> Problem details:
Rewrite the listing from the line with "643, 151, 646]" to the line with "631, 219, 634]", both included, as a JSON list of strings with one string per line and no blank lines.

━━━━

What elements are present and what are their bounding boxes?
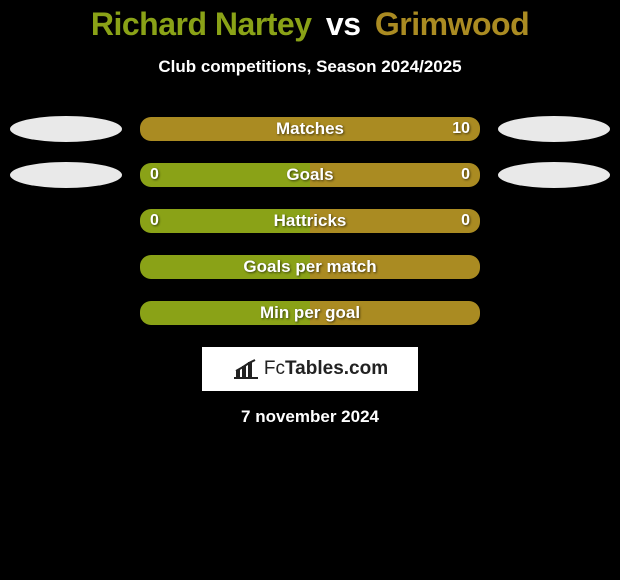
title-player2: Grimwood bbox=[375, 6, 529, 42]
stat-value-right: 0 bbox=[461, 163, 470, 187]
brand-fc: Fc bbox=[264, 358, 285, 379]
stat-row: Goals0 0 bbox=[140, 163, 480, 187]
subtitle: Club competitions, Season 2024/2025 bbox=[0, 57, 620, 77]
stat-label: Goals bbox=[140, 163, 480, 187]
ellipse-left bbox=[10, 162, 122, 188]
brand-inner: FcTables.com bbox=[232, 358, 388, 380]
ellipse-left bbox=[10, 116, 122, 142]
page-title: Richard Nartey vs Grimwood bbox=[0, 0, 620, 43]
stat-value-right: 0 bbox=[461, 209, 470, 233]
ellipse-right bbox=[498, 162, 610, 188]
title-vs: vs bbox=[326, 6, 361, 42]
stat-value-left: 0 bbox=[150, 209, 159, 233]
bars-icon bbox=[232, 358, 260, 380]
brand-tables: Tables.com bbox=[285, 358, 388, 379]
ellipse-right bbox=[498, 116, 610, 142]
stat-row: Matches10 bbox=[140, 117, 480, 141]
title-player1: Richard Nartey bbox=[91, 6, 312, 42]
brand-box: FcTables.com bbox=[202, 347, 418, 391]
stat-label: Hattricks bbox=[140, 209, 480, 233]
stat-row: Hattricks0 0 bbox=[140, 209, 480, 233]
comparison-card: Richard Nartey vs Grimwood Club competit… bbox=[0, 0, 620, 427]
brand-text: FcTables.com bbox=[264, 358, 388, 380]
stat-value-right: 10 bbox=[452, 117, 470, 141]
stat-value-left: 0 bbox=[150, 163, 159, 187]
stats-rows: Matches10Goals00Hattricks00Goals per mat… bbox=[0, 117, 620, 325]
date-line: 7 november 2024 bbox=[0, 407, 620, 427]
stat-label: Goals per match bbox=[140, 255, 480, 279]
stat-row: Goals per match bbox=[140, 255, 480, 279]
stat-label: Min per goal bbox=[140, 301, 480, 325]
stat-row: Min per goal bbox=[140, 301, 480, 325]
stat-label: Matches bbox=[140, 117, 480, 141]
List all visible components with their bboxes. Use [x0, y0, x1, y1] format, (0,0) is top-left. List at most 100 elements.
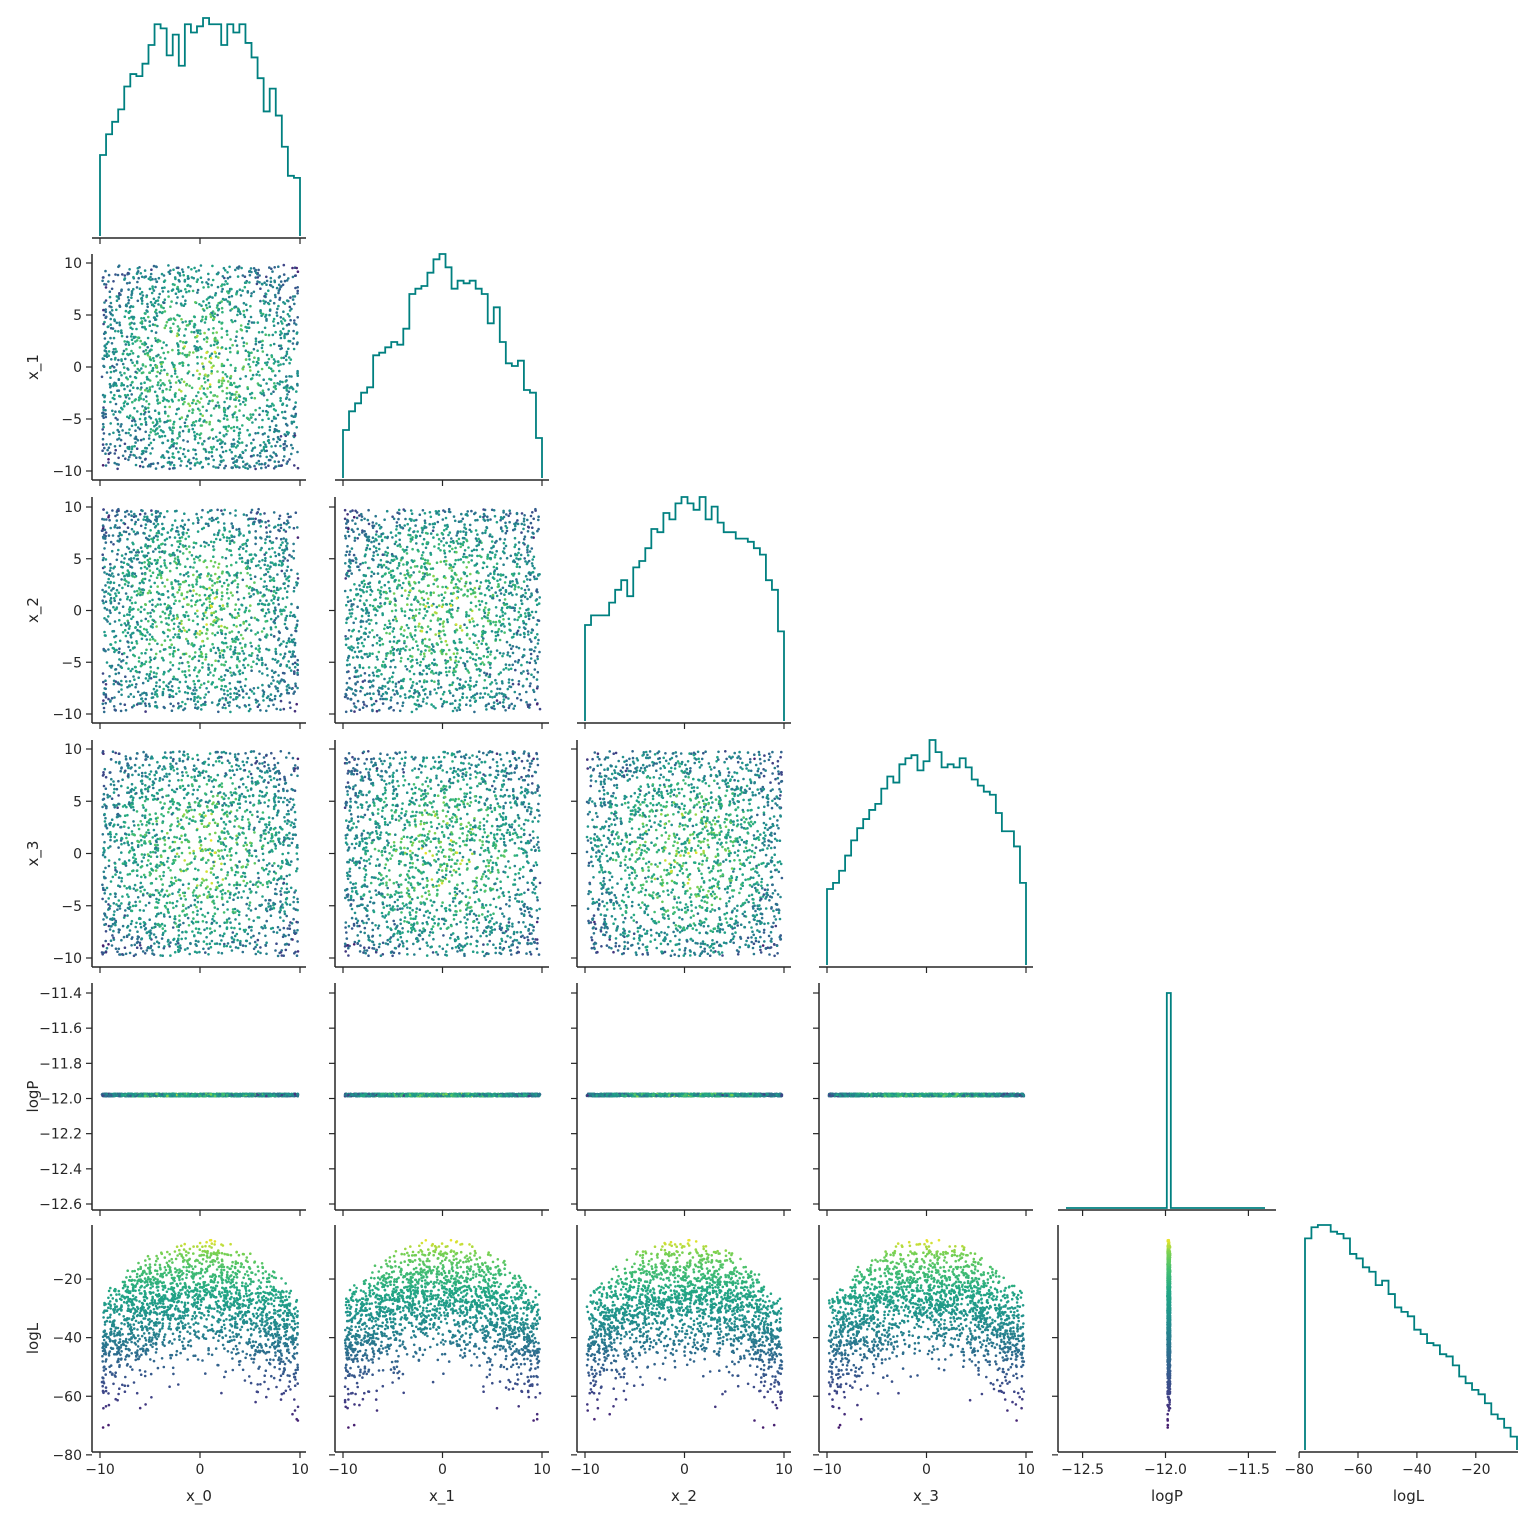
scatter-point	[148, 643, 151, 646]
scatter-point	[127, 459, 130, 462]
scatter-point	[274, 648, 277, 651]
scatter-point	[287, 585, 290, 588]
scatter-point	[145, 296, 148, 299]
scatter-point	[145, 349, 148, 352]
scatter-point	[149, 612, 152, 615]
scatter-point	[216, 631, 219, 634]
scatter-point	[236, 352, 239, 355]
scatter-point	[409, 655, 412, 658]
scatter-point	[226, 548, 229, 551]
scatter-point	[111, 309, 114, 312]
scatter-point	[111, 509, 114, 512]
scatter-point	[186, 465, 189, 468]
scatter-point	[169, 703, 172, 706]
scatter-point	[287, 332, 290, 335]
scatter-point	[289, 340, 292, 343]
scatter-point	[220, 625, 223, 628]
scatter-point	[101, 599, 104, 602]
scatter-point	[133, 454, 136, 457]
scatter-point	[286, 393, 289, 396]
scatter-point	[392, 619, 395, 622]
scatter-point	[130, 596, 133, 599]
scatter-point	[107, 516, 110, 519]
scatter-point	[171, 544, 174, 547]
scatter-point	[167, 439, 170, 442]
scatter-point	[296, 290, 299, 293]
scatter-point	[234, 369, 237, 372]
scatter-point	[262, 392, 265, 395]
scatter-point	[127, 581, 130, 584]
scatter-point	[127, 526, 130, 529]
scatter-point	[233, 574, 236, 577]
scatter-point	[264, 327, 267, 330]
scatter-point	[174, 393, 177, 396]
scatter-point	[131, 339, 134, 342]
scatter-point	[250, 316, 253, 319]
scatter-point	[146, 346, 149, 349]
scatter-point	[462, 530, 465, 533]
scatter-point	[223, 417, 226, 420]
scatter-point	[178, 290, 181, 293]
scatter-point	[142, 363, 145, 366]
scatter-point	[164, 585, 167, 588]
scatter-point	[295, 703, 298, 706]
scatter-point	[136, 387, 139, 390]
scatter-point	[206, 307, 209, 310]
scatter-point	[530, 536, 533, 539]
scatter-point	[116, 553, 119, 556]
scatter-point	[111, 630, 114, 633]
scatter-point	[223, 536, 226, 539]
scatter-point	[485, 708, 488, 711]
scatter-point	[263, 281, 266, 284]
scatter-point	[173, 284, 176, 287]
scatter-point	[249, 274, 252, 277]
scatter-point	[389, 601, 392, 604]
scatter-point	[246, 417, 249, 420]
scatter-point	[226, 271, 229, 274]
scatter-point	[145, 421, 148, 424]
scatter-point	[203, 332, 206, 335]
scatter-point	[108, 519, 111, 522]
scatter-point	[129, 414, 132, 417]
scatter-point	[196, 576, 199, 579]
scatter-point	[130, 335, 133, 338]
scatter-point	[140, 439, 143, 442]
scatter-point	[101, 412, 104, 415]
scatter-point	[219, 656, 222, 659]
scatter-point	[227, 584, 230, 587]
scatter-point	[151, 278, 154, 281]
scatter-point	[198, 269, 201, 272]
scatter-point	[226, 579, 229, 582]
scatter-point	[176, 286, 179, 289]
scatter-point	[136, 410, 139, 413]
scatter-point	[443, 549, 446, 552]
scatter-point	[184, 425, 187, 428]
scatter-point	[273, 279, 276, 282]
scatter-point	[199, 373, 202, 376]
scatter-point	[221, 513, 224, 516]
scatter-point	[296, 370, 299, 373]
scatter-point	[274, 698, 277, 701]
scatter-point	[193, 316, 196, 319]
scatter-point	[123, 557, 126, 560]
scatter-point	[183, 598, 186, 601]
scatter-point	[145, 692, 148, 695]
scatter-point	[122, 384, 125, 387]
scatter-point	[198, 660, 201, 663]
scatter-point	[215, 622, 218, 625]
scatter-point	[388, 632, 391, 635]
scatter-point	[163, 706, 166, 709]
scatter-point	[243, 302, 246, 305]
scatter-point	[508, 668, 511, 671]
scatter-point	[268, 536, 271, 539]
scatter-point	[113, 599, 116, 602]
panel-x_2-vs-x_0: 1050−5−10x_2	[24, 497, 306, 729]
scatter-point	[111, 342, 114, 345]
scatter-point	[154, 559, 157, 562]
scatter-point	[201, 640, 204, 643]
scatter-point	[179, 681, 182, 684]
scatter-point	[203, 309, 206, 312]
scatter-point	[229, 648, 232, 651]
scatter-point	[103, 447, 106, 450]
scatter-point	[534, 578, 537, 581]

━━━━

> Result for this task:
[
  "scatter-point\t[148, 643, 151, 646]",
  "scatter-point\t[127, 459, 130, 462]",
  "scatter-point\t[274, 648, 277, 651]",
  "scatter-point\t[287, 585, 290, 588]",
  "scatter-point\t[145, 296, 148, 299]",
  "scatter-point\t[145, 349, 148, 352]",
  "scatter-point\t[149, 612, 152, 615]",
  "scatter-point\t[216, 631, 219, 634]"
]